| GIVEN INSTRUCTION |
Please retype the records below exactly, leaving out any pictures.

[Saved entries]

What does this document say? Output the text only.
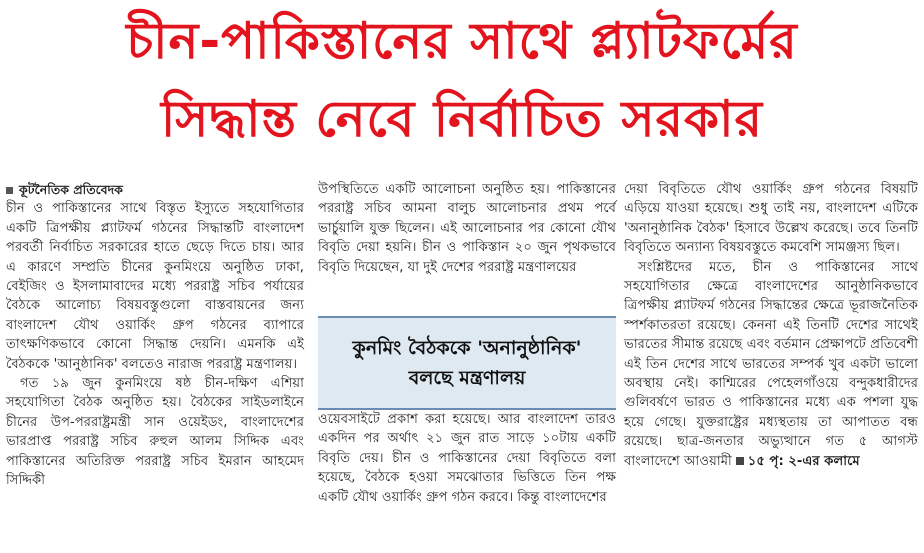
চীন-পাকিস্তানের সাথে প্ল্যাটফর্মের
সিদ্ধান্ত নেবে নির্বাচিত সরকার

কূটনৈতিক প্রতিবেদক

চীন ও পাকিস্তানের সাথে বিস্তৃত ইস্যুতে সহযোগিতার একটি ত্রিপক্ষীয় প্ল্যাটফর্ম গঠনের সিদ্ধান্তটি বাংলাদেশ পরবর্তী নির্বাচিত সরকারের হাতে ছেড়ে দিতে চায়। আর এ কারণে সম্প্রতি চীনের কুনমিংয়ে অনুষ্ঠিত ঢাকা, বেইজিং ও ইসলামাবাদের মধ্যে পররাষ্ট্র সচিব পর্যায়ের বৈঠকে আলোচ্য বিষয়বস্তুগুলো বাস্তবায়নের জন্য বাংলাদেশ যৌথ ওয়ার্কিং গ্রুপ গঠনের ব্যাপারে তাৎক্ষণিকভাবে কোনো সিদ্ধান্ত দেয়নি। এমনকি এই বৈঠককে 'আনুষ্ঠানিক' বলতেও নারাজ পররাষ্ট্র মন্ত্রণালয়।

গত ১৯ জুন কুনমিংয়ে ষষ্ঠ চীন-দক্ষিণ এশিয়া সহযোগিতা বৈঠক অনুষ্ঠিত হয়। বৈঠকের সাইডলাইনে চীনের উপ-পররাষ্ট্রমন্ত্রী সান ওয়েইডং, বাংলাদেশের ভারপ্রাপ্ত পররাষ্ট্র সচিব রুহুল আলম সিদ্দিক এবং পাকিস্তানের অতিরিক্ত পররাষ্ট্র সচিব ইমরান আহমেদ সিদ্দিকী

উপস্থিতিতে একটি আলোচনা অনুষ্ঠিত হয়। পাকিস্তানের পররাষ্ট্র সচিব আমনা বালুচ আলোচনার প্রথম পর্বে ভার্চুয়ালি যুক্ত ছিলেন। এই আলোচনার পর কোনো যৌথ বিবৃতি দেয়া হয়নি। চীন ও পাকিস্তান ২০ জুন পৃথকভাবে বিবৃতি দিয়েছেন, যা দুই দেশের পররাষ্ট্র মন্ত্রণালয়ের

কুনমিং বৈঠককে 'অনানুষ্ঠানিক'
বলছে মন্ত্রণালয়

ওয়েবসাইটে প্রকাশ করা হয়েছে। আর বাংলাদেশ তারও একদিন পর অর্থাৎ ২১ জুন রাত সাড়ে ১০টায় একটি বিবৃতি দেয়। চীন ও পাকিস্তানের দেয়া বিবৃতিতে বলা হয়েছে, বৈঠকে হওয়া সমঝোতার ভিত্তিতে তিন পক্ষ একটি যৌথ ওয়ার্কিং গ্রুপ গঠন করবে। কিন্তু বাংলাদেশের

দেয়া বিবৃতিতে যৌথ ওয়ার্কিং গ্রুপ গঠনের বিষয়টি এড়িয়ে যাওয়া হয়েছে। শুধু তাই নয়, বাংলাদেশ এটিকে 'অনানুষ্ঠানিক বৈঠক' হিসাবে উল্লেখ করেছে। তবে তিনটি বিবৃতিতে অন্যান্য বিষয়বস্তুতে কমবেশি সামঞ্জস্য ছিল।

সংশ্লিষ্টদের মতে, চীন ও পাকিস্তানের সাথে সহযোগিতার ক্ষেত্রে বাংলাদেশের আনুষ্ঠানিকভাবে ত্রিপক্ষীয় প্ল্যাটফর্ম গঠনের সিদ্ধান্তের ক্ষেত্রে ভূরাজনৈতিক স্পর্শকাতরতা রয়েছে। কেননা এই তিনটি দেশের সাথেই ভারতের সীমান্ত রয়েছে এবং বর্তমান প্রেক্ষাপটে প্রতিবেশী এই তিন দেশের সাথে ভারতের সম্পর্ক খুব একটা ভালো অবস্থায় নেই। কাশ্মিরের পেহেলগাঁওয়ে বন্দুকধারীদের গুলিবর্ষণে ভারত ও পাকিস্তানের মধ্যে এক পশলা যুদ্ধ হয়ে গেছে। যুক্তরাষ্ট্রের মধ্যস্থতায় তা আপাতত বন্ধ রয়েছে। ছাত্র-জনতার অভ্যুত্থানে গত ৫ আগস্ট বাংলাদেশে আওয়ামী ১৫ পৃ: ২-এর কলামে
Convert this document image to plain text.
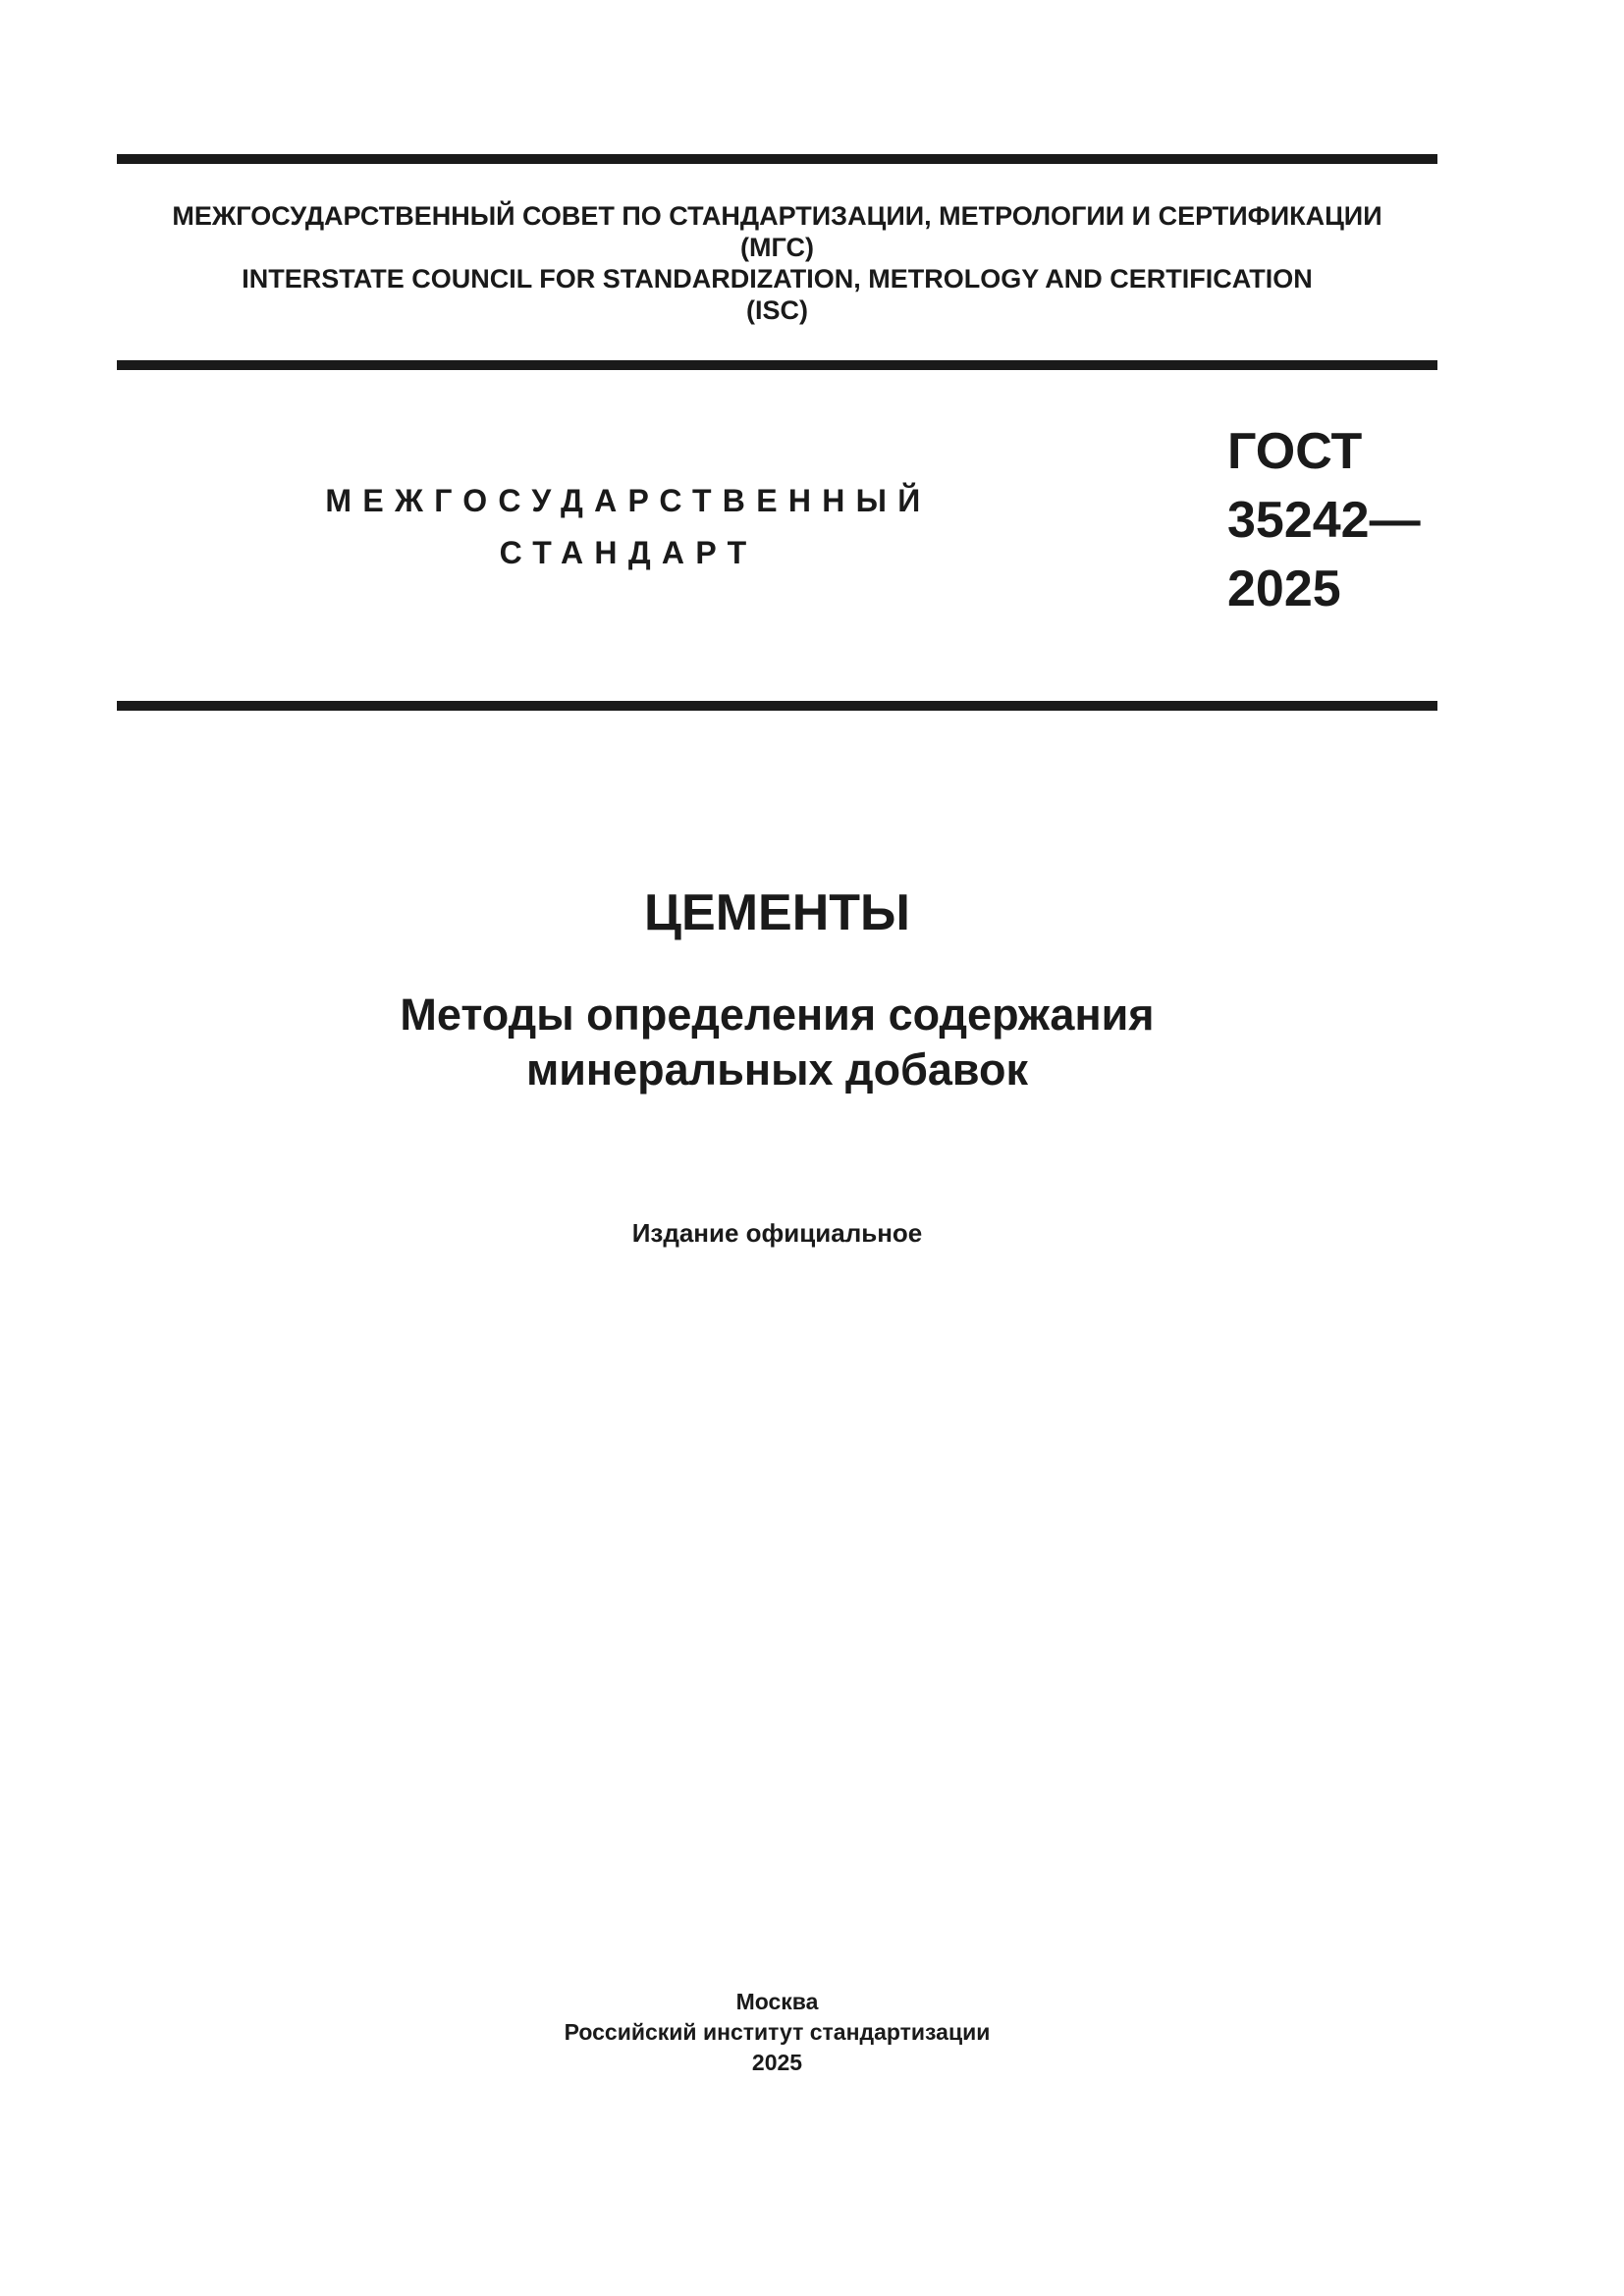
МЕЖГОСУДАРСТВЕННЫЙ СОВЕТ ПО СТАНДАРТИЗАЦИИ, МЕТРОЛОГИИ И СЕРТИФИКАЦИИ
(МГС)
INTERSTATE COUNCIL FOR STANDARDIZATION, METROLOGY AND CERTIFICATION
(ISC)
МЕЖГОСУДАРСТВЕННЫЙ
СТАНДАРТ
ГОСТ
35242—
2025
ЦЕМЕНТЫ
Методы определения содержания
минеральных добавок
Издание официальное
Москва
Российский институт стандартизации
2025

| EXERCISE ANSWER |
What does this document say? Output the text only.
চীন-পাকিস্তানের সাথে প্ল্যাটফর্মের
সিদ্ধান্ত নেবে নির্বাচিত সরকার

কূটনৈতিক প্রতিবেদক

চীন ও পাকিস্তানের সাথে বিস্তৃত ইস্যুতে সহযোগিতার একটি ত্রিপক্ষীয় প্ল্যাটফর্ম গঠনের সিদ্ধান্তটি বাংলাদেশ পরবর্তী নির্বাচিত সরকারের হাতে ছেড়ে দিতে চায়। আর এ কারণে সম্প্রতি চীনের কুনমিংয়ে অনুষ্ঠিত ঢাকা, বেইজিং ও ইসলামাবাদের মধ্যে পররাষ্ট্র সচিব পর্যায়ের বৈঠকে আলোচ্য বিষয়বস্তুগুলো বাস্তবায়নের জন্য বাংলাদেশ যৌথ ওয়ার্কিং গ্রুপ গঠনের ব্যাপারে তাৎক্ষণিকভাবে কোনো সিদ্ধান্ত দেয়নি। এমনকি এই বৈঠককে 'আনুষ্ঠানিক' বলতেও নারাজ পররাষ্ট্র মন্ত্রণালয়।

গত ১৯ জুন কুনমিংয়ে ষষ্ঠ চীন-দক্ষিণ এশিয়া সহযোগিতা বৈঠক অনুষ্ঠিত হয়। বৈঠকের সাইডলাইনে চীনের উপ-পররাষ্ট্রমন্ত্রী সান ওয়েইডং, বাংলাদেশের ভারপ্রাপ্ত পররাষ্ট্র সচিব রুহুল আলম সিদ্দিক এবং পাকিস্তানের অতিরিক্ত পররাষ্ট্র সচিব ইমরান আহমেদ সিদ্দিকী

উপস্থিতিতে একটি আলোচনা অনুষ্ঠিত হয়। পাকিস্তানের পররাষ্ট্র সচিব আমনা বালুচ আলোচনার প্রথম পর্বে ভার্চুয়ালি যুক্ত ছিলেন। এই আলোচনার পর কোনো যৌথ বিবৃতি দেয়া হয়নি। চীন ও পাকিস্তান ২০ জুন পৃথকভাবে বিবৃতি দিয়েছেন, যা দুই দেশের পররাষ্ট্র মন্ত্রণালয়ের

কুনমিং বৈঠককে 'অনানুষ্ঠানিক'
বলছে মন্ত্রণালয়

ওয়েবসাইটে প্রকাশ করা হয়েছে। আর বাংলাদেশ তারও একদিন পর অর্থাৎ ২১ জুন রাত সাড়ে ১০টায় একটি বিবৃতি দেয়। চীন ও পাকিস্তানের দেয়া বিবৃতিতে বলা হয়েছে, বৈঠকে হওয়া সমঝোতার ভিত্তিতে তিন পক্ষ একটি যৌথ ওয়ার্কিং গ্রুপ গঠন করবে। কিন্তু বাংলাদেশের

দেয়া বিবৃতিতে যৌথ ওয়ার্কিং গ্রুপ গঠনের বিষয়টি এড়িয়ে যাওয়া হয়েছে। শুধু তাই নয়, বাংলাদেশ এটিকে 'অনানুষ্ঠানিক বৈঠক' হিসাবে উল্লেখ করেছে। তবে তিনটি বিবৃতিতে অন্যান্য বিষয়বস্তুতে কমবেশি সামঞ্জস্য ছিল।

সংশ্লিষ্টদের মতে, চীন ও পাকিস্তানের সাথে সহযোগিতার ক্ষেত্রে বাংলাদেশের আনুষ্ঠানিকভাবে ত্রিপক্ষীয় প্ল্যাটফর্ম গঠনের সিদ্ধান্তের ক্ষেত্রে ভূরাজনৈতিক স্পর্শকাতরতা রয়েছে। কেননা এই তিনটি দেশের সাথেই ভারতের সীমান্ত রয়েছে এবং বর্তমান প্রেক্ষাপটে প্রতিবেশী এই তিন দেশের সাথে ভারতের সম্পর্ক খুব একটা ভালো অবস্থায় নেই। কাশ্মিরের পেহেলগাঁওয়ে বন্দুকধারীদের গুলিবর্ষণে ভারত ও পাকিস্তানের মধ্যে এক পশলা যুদ্ধ হয়ে গেছে। যুক্তরাষ্ট্রের মধ্যস্থতায় তা আপাতত বন্ধ রয়েছে। ছাত্র-জনতার অভ্যুত্থানে গত ৫ আগস্ট বাংলাদেশে আওয়ামী ১৫ পৃ: ২-এর কলামে
Convert this document image to plain text.
МЕЖГОСУДАРСТВЕННЫЙ СОВЕТ ПО СТАНДАРТИЗАЦИИ, МЕТРОЛОГИИ И СЕРТИФИКАЦИИ
(МГС)
INTERSTATE COUNCIL FOR STANDARDIZATION, METROLOGY AND CERTIFICATION
(ISC)
МЕЖГОСУДАРСТВЕННЫЙ
СТАНДАРТ
ГОСТ
35242—
2025
ЦЕМЕНТЫ
Методы определения содержания
минеральных добавок
Издание официальное
Москва
Российский институт стандартизации
2025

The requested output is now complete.